__Recorded data__:
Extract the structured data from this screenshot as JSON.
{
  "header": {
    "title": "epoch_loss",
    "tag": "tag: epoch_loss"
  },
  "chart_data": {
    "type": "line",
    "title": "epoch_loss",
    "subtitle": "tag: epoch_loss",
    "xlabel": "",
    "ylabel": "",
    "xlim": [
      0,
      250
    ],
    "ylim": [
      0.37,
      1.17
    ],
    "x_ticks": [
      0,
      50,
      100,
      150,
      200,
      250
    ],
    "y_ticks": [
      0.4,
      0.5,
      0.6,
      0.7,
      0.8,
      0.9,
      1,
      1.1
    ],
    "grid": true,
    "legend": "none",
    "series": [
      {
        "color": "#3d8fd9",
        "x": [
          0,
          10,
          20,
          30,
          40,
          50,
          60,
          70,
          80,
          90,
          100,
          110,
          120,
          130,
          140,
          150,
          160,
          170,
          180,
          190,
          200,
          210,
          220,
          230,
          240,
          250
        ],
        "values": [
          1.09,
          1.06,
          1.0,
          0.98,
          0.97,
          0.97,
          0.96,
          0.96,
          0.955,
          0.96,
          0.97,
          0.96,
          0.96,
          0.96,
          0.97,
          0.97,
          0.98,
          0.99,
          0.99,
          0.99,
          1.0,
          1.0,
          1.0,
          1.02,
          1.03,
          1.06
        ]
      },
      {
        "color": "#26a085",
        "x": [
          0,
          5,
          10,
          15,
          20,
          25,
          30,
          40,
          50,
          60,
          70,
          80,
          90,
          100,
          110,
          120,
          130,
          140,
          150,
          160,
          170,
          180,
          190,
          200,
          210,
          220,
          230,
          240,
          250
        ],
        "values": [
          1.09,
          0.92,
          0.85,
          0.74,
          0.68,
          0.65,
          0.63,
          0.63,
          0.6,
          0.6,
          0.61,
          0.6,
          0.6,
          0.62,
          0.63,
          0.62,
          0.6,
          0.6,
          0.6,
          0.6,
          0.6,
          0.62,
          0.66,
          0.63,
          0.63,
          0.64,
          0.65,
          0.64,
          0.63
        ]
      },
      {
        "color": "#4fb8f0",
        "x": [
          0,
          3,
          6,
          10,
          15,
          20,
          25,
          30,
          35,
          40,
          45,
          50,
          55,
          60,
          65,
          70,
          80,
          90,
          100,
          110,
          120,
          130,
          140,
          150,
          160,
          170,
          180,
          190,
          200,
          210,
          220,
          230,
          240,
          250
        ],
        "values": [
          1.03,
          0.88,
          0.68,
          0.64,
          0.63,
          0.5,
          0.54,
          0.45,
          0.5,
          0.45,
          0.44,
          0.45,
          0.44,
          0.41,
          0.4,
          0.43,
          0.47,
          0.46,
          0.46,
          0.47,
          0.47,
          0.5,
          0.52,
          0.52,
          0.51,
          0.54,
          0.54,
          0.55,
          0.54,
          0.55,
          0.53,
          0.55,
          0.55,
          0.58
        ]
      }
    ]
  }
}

__Directions__: Reproduce the material above without altering a single character.

__Reply to the exercise__:
Extract the structured data from this screenshot as JSON.
{
  "header": {
    "title": "epoch_loss",
    "tag": "tag: epoch_loss"
  },
  "chart_data": {
    "type": "line",
    "title": "epoch_loss",
    "subtitle": "tag: epoch_loss",
    "xlabel": "",
    "ylabel": "",
    "xlim": [
      0,
      250
    ],
    "ylim": [
      0.37,
      1.17
    ],
    "x_ticks": [
      0,
      50,
      100,
      150,
      200,
      250
    ],
    "y_ticks": [
      0.4,
      0.5,
      0.6,
      0.7,
      0.8,
      0.9,
      1,
      1.1
    ],
    "grid": true,
    "legend": "none",
    "series": [
      {
        "color": "#3d8fd9",
        "x": [
          0,
          10,
          20,
          30,
          40,
          50,
          60,
          70,
          80,
          90,
          100,
          110,
          120,
          130,
          140,
          150,
          160,
          170,
          180,
          190,
          200,
          210,
          220,
          230,
          240,
          250
        ],
        "values": [
          1.09,
          1.06,
          1.0,
          0.98,
          0.97,
          0.97,
          0.96,
          0.96,
          0.955,
          0.96,
          0.97,
          0.96,
          0.96,
          0.96,
          0.97,
          0.97,
          0.98,
          0.99,
          0.99,
          0.99,
          1.0,
          1.0,
          1.0,
          1.02,
          1.03,
          1.06
        ]
      },
      {
        "color": "#26a085",
        "x": [
          0,
          5,
          10,
          15,
          20,
          25,
          30,
          40,
          50,
          60,
          70,
          80,
          90,
          100,
          110,
          120,
          130,
          140,
          150,
          160,
          170,
          180,
          190,
          200,
          210,
          220,
          230,
          240,
          250
        ],
        "values": [
          1.09,
          0.92,
          0.85,
          0.74,
          0.68,
          0.65,
          0.63,
          0.63,
          0.6,
          0.6,
          0.61,
          0.6,
          0.6,
          0.62,
          0.63,
          0.62,
          0.6,
          0.6,
          0.6,
          0.6,
          0.6,
          0.62,
          0.66,
          0.63,
          0.63,
          0.64,
          0.65,
          0.64,
          0.63
        ]
      },
      {
        "color": "#4fb8f0",
        "x": [
          0,
          3,
          6,
          10,
          15,
          20,
          25,
          30,
          35,
          40,
          45,
          50,
          55,
          60,
          65,
          70,
          80,
          90,
          100,
          110,
          120,
          130,
          140,
          150,
          160,
          170,
          180,
          190,
          200,
          210,
          220,
          230,
          240,
          250
        ],
        "values": [
          1.03,
          0.88,
          0.68,
          0.64,
          0.63,
          0.5,
          0.54,
          0.45,
          0.5,
          0.45,
          0.44,
          0.45,
          0.44,
          0.41,
          0.4,
          0.43,
          0.47,
          0.46,
          0.46,
          0.47,
          0.47,
          0.5,
          0.52,
          0.52,
          0.51,
          0.54,
          0.54,
          0.55,
          0.54,
          0.55,
          0.53,
          0.55,
          0.55,
          0.58
        ]
      }
    ]
  }
}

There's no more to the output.